*Task instructions*: Every line that includes the word "this" is to be listed.

*Records shown*:
+++

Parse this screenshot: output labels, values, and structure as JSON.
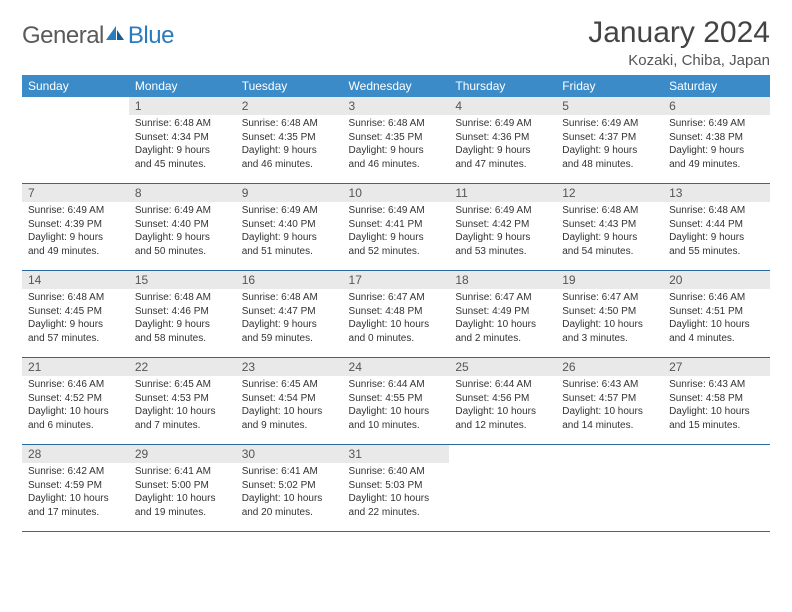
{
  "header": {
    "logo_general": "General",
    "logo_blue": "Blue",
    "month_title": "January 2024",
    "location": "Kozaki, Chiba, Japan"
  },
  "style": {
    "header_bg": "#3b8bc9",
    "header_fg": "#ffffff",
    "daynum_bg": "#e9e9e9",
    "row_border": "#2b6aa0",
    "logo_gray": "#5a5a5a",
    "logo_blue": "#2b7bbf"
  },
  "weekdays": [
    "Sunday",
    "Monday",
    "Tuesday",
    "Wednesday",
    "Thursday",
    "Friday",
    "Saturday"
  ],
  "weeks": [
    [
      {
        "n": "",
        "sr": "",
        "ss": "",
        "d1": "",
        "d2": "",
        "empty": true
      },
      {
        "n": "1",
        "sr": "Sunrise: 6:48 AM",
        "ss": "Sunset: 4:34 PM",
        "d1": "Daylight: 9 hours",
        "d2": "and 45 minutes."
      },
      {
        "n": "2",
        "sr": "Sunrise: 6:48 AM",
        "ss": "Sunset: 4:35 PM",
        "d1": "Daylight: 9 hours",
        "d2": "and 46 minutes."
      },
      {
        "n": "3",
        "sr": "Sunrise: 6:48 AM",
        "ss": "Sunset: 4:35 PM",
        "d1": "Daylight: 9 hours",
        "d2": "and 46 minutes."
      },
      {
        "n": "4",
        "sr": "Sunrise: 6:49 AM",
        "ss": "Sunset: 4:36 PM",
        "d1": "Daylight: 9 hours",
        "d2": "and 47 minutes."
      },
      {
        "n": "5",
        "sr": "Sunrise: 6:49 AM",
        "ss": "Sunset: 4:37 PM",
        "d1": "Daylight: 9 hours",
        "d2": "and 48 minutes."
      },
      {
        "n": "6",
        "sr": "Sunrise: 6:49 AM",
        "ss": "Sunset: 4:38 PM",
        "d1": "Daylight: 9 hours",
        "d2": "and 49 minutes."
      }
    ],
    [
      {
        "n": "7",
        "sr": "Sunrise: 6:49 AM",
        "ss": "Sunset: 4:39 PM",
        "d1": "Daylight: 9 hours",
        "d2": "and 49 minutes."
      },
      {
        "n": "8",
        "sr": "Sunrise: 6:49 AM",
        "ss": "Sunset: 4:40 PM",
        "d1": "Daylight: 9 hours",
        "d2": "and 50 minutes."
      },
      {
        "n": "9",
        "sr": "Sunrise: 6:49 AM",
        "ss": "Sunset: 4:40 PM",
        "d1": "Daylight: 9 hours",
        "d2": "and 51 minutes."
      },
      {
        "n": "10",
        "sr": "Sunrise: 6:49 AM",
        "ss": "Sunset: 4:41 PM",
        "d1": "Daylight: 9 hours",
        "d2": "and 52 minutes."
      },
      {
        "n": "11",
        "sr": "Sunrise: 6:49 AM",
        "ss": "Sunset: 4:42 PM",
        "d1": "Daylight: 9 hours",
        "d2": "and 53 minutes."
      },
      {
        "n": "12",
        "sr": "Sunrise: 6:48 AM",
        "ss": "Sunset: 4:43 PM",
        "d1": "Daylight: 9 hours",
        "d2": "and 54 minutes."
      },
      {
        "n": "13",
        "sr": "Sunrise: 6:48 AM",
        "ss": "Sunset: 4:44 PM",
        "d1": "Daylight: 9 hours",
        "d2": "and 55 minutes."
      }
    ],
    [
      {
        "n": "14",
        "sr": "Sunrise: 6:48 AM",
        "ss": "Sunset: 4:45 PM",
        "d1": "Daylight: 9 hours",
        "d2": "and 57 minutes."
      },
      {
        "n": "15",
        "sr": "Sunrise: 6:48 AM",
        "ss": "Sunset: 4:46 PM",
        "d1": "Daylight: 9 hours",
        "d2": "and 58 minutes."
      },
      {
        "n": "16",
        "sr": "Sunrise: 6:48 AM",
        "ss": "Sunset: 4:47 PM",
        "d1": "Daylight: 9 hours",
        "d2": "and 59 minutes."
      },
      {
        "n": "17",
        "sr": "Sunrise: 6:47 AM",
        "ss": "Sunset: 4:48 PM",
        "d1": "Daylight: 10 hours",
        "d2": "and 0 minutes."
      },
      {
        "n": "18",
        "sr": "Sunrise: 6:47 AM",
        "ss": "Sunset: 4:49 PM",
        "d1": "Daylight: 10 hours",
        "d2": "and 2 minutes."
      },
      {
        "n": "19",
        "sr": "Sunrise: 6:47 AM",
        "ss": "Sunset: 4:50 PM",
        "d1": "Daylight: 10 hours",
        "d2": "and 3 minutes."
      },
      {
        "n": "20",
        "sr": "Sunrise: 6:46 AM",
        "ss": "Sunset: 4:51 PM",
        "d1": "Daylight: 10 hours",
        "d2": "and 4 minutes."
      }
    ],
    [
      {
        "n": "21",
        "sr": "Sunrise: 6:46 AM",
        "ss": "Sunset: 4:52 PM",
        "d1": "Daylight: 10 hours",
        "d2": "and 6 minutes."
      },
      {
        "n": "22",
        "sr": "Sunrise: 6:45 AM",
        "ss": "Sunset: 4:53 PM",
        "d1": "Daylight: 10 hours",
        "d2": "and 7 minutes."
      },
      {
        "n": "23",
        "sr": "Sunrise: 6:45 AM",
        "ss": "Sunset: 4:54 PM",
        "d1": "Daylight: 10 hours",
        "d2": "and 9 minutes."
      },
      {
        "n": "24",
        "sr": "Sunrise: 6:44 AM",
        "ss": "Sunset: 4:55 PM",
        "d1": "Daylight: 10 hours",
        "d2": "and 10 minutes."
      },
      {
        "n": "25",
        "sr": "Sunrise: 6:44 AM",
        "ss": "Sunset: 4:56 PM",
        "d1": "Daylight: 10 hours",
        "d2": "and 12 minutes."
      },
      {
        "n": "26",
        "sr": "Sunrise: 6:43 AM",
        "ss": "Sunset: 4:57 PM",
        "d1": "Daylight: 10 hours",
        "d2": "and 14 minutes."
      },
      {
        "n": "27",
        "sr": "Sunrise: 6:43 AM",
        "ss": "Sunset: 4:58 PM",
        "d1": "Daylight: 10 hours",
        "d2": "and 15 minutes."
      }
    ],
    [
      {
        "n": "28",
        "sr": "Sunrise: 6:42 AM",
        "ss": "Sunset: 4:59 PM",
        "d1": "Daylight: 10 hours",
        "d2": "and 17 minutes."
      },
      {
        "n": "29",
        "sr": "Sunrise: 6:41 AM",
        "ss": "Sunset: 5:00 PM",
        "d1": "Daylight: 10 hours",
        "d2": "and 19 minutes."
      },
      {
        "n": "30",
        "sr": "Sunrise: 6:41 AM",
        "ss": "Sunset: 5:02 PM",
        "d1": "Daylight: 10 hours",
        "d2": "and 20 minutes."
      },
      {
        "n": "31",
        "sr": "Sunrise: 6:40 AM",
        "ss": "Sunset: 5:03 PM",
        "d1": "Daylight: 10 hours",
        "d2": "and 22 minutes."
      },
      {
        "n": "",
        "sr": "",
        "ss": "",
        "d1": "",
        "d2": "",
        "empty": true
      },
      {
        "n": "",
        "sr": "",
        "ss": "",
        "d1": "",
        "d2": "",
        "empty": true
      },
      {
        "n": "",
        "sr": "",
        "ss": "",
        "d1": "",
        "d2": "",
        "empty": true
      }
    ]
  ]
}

+++

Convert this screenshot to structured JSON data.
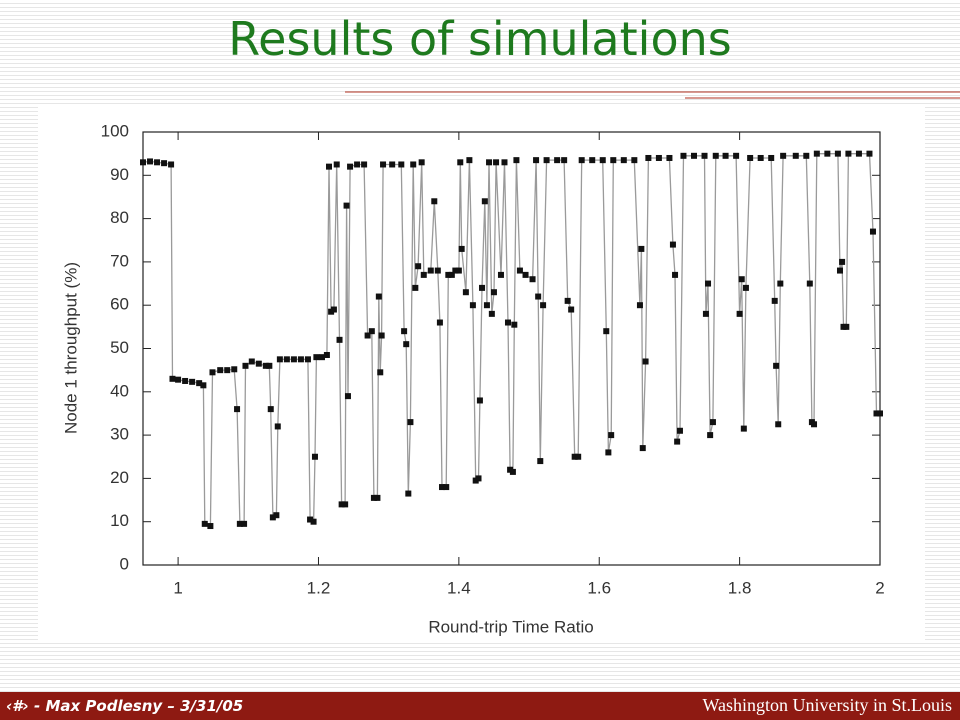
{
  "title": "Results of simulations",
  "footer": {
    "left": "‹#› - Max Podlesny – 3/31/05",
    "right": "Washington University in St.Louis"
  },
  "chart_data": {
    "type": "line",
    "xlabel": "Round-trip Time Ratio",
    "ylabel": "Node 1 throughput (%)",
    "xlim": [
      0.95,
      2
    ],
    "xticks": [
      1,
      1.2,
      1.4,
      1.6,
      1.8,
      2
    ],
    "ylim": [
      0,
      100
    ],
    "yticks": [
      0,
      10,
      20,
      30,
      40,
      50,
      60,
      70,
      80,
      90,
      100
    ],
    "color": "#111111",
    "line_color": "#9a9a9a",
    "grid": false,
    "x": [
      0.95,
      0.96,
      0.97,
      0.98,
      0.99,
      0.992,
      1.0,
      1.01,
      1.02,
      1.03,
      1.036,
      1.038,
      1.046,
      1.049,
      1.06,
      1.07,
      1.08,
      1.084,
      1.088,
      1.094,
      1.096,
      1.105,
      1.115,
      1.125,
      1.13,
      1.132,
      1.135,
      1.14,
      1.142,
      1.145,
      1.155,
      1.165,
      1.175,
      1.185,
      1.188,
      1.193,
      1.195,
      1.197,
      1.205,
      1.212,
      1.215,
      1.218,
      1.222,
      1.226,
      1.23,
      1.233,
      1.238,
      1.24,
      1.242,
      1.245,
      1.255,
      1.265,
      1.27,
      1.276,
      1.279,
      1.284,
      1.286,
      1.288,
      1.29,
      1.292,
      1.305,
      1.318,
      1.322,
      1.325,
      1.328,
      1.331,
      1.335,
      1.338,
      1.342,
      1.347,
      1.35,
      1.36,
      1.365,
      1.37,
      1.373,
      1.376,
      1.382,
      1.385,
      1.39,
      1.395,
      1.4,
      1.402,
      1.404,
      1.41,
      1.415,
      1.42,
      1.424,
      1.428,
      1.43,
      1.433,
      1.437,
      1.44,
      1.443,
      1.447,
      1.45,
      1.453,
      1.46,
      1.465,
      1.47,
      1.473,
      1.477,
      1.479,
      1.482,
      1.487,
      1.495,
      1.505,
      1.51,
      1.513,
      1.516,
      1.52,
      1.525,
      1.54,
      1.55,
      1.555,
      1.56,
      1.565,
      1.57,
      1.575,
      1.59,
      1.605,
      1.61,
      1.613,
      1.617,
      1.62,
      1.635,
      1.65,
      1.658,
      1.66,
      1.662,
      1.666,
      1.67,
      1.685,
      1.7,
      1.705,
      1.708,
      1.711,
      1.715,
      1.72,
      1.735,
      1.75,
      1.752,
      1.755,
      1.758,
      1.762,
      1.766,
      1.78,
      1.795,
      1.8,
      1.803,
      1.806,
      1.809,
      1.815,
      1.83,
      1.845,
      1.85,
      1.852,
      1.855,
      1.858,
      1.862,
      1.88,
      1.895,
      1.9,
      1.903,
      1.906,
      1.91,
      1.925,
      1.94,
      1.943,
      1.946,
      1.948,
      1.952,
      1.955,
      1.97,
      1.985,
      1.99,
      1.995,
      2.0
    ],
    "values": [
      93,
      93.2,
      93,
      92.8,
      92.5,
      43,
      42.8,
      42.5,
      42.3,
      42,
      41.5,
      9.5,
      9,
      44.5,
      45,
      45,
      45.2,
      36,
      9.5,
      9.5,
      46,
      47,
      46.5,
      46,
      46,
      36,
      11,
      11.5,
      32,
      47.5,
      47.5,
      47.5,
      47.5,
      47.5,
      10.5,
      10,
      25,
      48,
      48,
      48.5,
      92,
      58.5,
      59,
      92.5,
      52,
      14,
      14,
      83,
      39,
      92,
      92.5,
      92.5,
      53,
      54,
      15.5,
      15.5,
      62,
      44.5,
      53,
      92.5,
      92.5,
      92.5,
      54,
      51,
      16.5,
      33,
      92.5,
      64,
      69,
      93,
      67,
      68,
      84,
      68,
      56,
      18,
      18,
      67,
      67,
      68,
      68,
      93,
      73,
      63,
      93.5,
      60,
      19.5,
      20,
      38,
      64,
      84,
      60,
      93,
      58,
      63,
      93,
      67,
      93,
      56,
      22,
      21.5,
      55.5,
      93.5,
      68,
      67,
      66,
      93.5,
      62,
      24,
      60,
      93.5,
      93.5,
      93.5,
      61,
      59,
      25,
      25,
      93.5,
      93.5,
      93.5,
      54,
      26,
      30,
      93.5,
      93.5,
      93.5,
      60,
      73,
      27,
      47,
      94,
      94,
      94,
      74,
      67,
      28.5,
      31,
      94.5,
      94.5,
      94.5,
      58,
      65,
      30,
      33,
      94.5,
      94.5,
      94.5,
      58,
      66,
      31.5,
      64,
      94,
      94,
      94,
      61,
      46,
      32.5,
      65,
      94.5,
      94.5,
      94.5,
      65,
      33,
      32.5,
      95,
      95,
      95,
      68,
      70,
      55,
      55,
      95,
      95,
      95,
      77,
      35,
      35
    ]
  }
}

+++

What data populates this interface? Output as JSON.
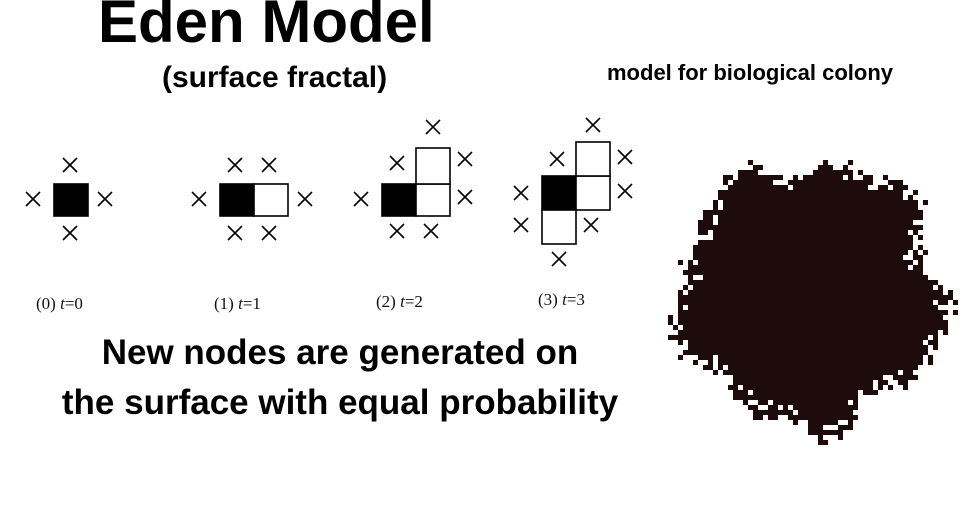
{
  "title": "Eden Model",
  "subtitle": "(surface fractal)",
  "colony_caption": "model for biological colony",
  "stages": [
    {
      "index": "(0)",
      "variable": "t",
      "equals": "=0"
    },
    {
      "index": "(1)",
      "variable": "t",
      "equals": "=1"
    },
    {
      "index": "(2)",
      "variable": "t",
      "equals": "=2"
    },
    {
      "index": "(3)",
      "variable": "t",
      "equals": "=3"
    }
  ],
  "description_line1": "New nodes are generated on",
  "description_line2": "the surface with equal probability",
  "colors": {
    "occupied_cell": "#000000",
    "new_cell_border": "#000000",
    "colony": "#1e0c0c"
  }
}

+++

*Answer to the problem*:
Parse this screenshot: output labels, values, and structure as JSON.
Convert this screenshot to structured JSON data.
What data populates this interface? Output as JSON.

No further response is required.